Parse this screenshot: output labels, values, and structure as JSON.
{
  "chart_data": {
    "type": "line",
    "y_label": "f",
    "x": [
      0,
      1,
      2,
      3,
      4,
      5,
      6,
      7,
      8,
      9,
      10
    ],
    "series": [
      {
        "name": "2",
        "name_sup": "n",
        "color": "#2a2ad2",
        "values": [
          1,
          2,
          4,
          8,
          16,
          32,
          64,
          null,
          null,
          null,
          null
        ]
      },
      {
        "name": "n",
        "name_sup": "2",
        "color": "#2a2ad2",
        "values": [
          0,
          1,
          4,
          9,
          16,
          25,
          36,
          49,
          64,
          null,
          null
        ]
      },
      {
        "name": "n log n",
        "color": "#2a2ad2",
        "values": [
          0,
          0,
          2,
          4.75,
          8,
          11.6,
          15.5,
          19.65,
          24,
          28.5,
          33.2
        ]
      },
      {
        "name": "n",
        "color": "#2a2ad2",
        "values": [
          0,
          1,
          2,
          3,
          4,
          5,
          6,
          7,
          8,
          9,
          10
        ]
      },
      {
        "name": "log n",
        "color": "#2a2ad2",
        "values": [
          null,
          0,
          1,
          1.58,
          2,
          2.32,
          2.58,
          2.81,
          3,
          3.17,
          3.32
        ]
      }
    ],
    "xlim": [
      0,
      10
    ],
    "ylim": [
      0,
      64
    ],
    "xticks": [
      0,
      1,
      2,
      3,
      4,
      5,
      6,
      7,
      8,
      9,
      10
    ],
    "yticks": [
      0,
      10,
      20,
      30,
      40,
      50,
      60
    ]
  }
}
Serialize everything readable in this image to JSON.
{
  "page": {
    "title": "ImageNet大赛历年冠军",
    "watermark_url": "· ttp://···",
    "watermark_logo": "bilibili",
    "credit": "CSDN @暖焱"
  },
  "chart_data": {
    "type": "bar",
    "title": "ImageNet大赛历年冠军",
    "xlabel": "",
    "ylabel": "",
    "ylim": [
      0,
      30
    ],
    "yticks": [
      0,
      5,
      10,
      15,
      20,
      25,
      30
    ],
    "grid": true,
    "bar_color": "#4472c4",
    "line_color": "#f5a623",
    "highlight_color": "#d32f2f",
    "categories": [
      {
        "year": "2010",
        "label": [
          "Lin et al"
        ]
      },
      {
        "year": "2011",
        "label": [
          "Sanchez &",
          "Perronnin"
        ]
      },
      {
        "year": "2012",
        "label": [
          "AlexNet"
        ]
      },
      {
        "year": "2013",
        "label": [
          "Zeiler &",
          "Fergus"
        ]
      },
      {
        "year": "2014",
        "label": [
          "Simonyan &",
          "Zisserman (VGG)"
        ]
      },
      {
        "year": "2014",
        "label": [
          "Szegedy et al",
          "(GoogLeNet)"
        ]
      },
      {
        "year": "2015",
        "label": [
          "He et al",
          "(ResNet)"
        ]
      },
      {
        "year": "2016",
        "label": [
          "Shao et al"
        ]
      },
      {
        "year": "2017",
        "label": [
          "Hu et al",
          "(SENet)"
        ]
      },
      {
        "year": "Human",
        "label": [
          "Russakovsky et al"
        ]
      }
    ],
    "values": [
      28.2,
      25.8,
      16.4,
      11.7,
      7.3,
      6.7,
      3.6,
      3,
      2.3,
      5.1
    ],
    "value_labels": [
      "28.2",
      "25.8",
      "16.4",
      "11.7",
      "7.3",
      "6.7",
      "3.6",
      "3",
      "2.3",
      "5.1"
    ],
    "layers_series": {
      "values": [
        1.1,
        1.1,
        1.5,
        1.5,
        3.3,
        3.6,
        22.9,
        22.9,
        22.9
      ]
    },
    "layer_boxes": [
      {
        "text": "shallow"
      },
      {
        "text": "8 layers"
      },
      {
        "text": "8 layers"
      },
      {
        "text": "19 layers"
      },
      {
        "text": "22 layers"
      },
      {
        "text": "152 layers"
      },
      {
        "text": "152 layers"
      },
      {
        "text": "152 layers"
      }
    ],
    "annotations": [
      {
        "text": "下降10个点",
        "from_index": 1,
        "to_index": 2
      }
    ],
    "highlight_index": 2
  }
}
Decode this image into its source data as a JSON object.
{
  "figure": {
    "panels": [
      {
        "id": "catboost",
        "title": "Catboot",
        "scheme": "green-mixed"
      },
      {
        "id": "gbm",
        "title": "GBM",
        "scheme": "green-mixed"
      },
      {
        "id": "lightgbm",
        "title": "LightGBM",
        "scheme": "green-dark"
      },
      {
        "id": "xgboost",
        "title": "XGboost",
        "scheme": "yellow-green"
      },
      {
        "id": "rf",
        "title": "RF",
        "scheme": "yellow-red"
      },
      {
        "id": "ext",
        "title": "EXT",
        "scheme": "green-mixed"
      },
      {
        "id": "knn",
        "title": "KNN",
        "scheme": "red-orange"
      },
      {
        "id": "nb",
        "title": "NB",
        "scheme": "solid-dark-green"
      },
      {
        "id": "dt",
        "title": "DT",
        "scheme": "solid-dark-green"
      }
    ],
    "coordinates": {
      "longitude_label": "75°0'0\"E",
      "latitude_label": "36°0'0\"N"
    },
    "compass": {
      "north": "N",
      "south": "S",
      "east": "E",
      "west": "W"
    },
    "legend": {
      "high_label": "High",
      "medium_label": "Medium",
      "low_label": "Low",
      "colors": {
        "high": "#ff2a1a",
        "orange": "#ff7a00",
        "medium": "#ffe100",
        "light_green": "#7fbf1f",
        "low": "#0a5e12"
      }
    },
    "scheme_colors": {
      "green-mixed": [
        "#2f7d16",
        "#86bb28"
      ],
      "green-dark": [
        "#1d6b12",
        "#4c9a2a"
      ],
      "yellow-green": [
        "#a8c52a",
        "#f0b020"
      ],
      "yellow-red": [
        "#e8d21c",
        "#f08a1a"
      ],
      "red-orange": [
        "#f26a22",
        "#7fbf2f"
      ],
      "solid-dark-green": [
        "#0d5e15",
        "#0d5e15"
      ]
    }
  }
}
* * * *
GIVEN REQUEST:
Print every record above exactly as written.

FULL SOLUTION:
Parse this screenshot: output labels, values, and structure as JSON.
{
  "chart_data": {
    "type": "line",
    "y_label": "f",
    "x": [
      0,
      1,
      2,
      3,
      4,
      5,
      6,
      7,
      8,
      9,
      10
    ],
    "series": [
      {
        "name": "2",
        "name_sup": "n",
        "color": "#2a2ad2",
        "values": [
          1,
          2,
          4,
          8,
          16,
          32,
          64,
          null,
          null,
          null,
          null
        ]
      },
      {
        "name": "n",
        "name_sup": "2",
        "color": "#2a2ad2",
        "values": [
          0,
          1,
          4,
          9,
          16,
          25,
          36,
          49,
          64,
          null,
          null
        ]
      },
      {
        "name": "n log n",
        "color": "#2a2ad2",
        "values": [
          0,
          0,
          2,
          4.75,
          8,
          11.6,
          15.5,
          19.65,
          24,
          28.5,
          33.2
        ]
      },
      {
        "name": "n",
        "color": "#2a2ad2",
        "values": [
          0,
          1,
          2,
          3,
          4,
          5,
          6,
          7,
          8,
          9,
          10
        ]
      },
      {
        "name": "log n",
        "color": "#2a2ad2",
        "values": [
          null,
          0,
          1,
          1.58,
          2,
          2.32,
          2.58,
          2.81,
          3,
          3.17,
          3.32
        ]
      }
    ],
    "xlim": [
      0,
      10
    ],
    "ylim": [
      0,
      64
    ],
    "xticks": [
      0,
      1,
      2,
      3,
      4,
      5,
      6,
      7,
      8,
      9,
      10
    ],
    "yticks": [
      0,
      10,
      20,
      30,
      40,
      50,
      60
    ]
  }
}
Serialize everything readable in this image to JSON.
{
  "page": {
    "title": "ImageNet大赛历年冠军",
    "watermark_url": "· ttp://···",
    "watermark_logo": "bilibili",
    "credit": "CSDN @暖焱"
  },
  "chart_data": {
    "type": "bar",
    "title": "ImageNet大赛历年冠军",
    "xlabel": "",
    "ylabel": "",
    "ylim": [
      0,
      30
    ],
    "yticks": [
      0,
      5,
      10,
      15,
      20,
      25,
      30
    ],
    "grid": true,
    "bar_color": "#4472c4",
    "line_color": "#f5a623",
    "highlight_color": "#d32f2f",
    "categories": [
      {
        "year": "2010",
        "label": [
          "Lin et al"
        ]
      },
      {
        "year": "2011",
        "label": [
          "Sanchez &",
          "Perronnin"
        ]
      },
      {
        "year": "2012",
        "label": [
          "AlexNet"
        ]
      },
      {
        "year": "2013",
        "label": [
          "Zeiler &",
          "Fergus"
        ]
      },
      {
        "year": "2014",
        "label": [
          "Simonyan &",
          "Zisserman (VGG)"
        ]
      },
      {
        "year": "2014",
        "label": [
          "Szegedy et al",
          "(GoogLeNet)"
        ]
      },
      {
        "year": "2015",
        "label": [
          "He et al",
          "(ResNet)"
        ]
      },
      {
        "year": "2016",
        "label": [
          "Shao et al"
        ]
      },
      {
        "year": "2017",
        "label": [
          "Hu et al",
          "(SENet)"
        ]
      },
      {
        "year": "Human",
        "label": [
          "Russakovsky et al"
        ]
      }
    ],
    "values": [
      28.2,
      25.8,
      16.4,
      11.7,
      7.3,
      6.7,
      3.6,
      3,
      2.3,
      5.1
    ],
    "value_labels": [
      "28.2",
      "25.8",
      "16.4",
      "11.7",
      "7.3",
      "6.7",
      "3.6",
      "3",
      "2.3",
      "5.1"
    ],
    "layers_series": {
      "values": [
        1.1,
        1.1,
        1.5,
        1.5,
        3.3,
        3.6,
        22.9,
        22.9,
        22.9
      ]
    },
    "layer_boxes": [
      {
        "text": "shallow"
      },
      {
        "text": "8 layers"
      },
      {
        "text": "8 layers"
      },
      {
        "text": "19 layers"
      },
      {
        "text": "22 layers"
      },
      {
        "text": "152 layers"
      },
      {
        "text": "152 layers"
      },
      {
        "text": "152 layers"
      }
    ],
    "annotations": [
      {
        "text": "下降10个点",
        "from_index": 1,
        "to_index": 2
      }
    ],
    "highlight_index": 2
  }
}
Decode this image into its source data as a JSON object.
{
  "figure": {
    "panels": [
      {
        "id": "catboost",
        "title": "Catboot",
        "scheme": "green-mixed"
      },
      {
        "id": "gbm",
        "title": "GBM",
        "scheme": "green-mixed"
      },
      {
        "id": "lightgbm",
        "title": "LightGBM",
        "scheme": "green-dark"
      },
      {
        "id": "xgboost",
        "title": "XGboost",
        "scheme": "yellow-green"
      },
      {
        "id": "rf",
        "title": "RF",
        "scheme": "yellow-red"
      },
      {
        "id": "ext",
        "title": "EXT",
        "scheme": "green-mixed"
      },
      {
        "id": "knn",
        "title": "KNN",
        "scheme": "red-orange"
      },
      {
        "id": "nb",
        "title": "NB",
        "scheme": "solid-dark-green"
      },
      {
        "id": "dt",
        "title": "DT",
        "scheme": "solid-dark-green"
      }
    ],
    "coordinates": {
      "longitude_label": "75°0'0\"E",
      "latitude_label": "36°0'0\"N"
    },
    "compass": {
      "north": "N",
      "south": "S",
      "east": "E",
      "west": "W"
    },
    "legend": {
      "high_label": "High",
      "medium_label": "Medium",
      "low_label": "Low",
      "colors": {
        "high": "#ff2a1a",
        "orange": "#ff7a00",
        "medium": "#ffe100",
        "light_green": "#7fbf1f",
        "low": "#0a5e12"
      }
    },
    "scheme_colors": {
      "green-mixed": [
        "#2f7d16",
        "#86bb28"
      ],
      "green-dark": [
        "#1d6b12",
        "#4c9a2a"
      ],
      "yellow-green": [
        "#a8c52a",
        "#f0b020"
      ],
      "yellow-red": [
        "#e8d21c",
        "#f08a1a"
      ],
      "red-orange": [
        "#f26a22",
        "#7fbf2f"
      ],
      "solid-dark-green": [
        "#0d5e15",
        "#0d5e15"
      ]
    }
  }
}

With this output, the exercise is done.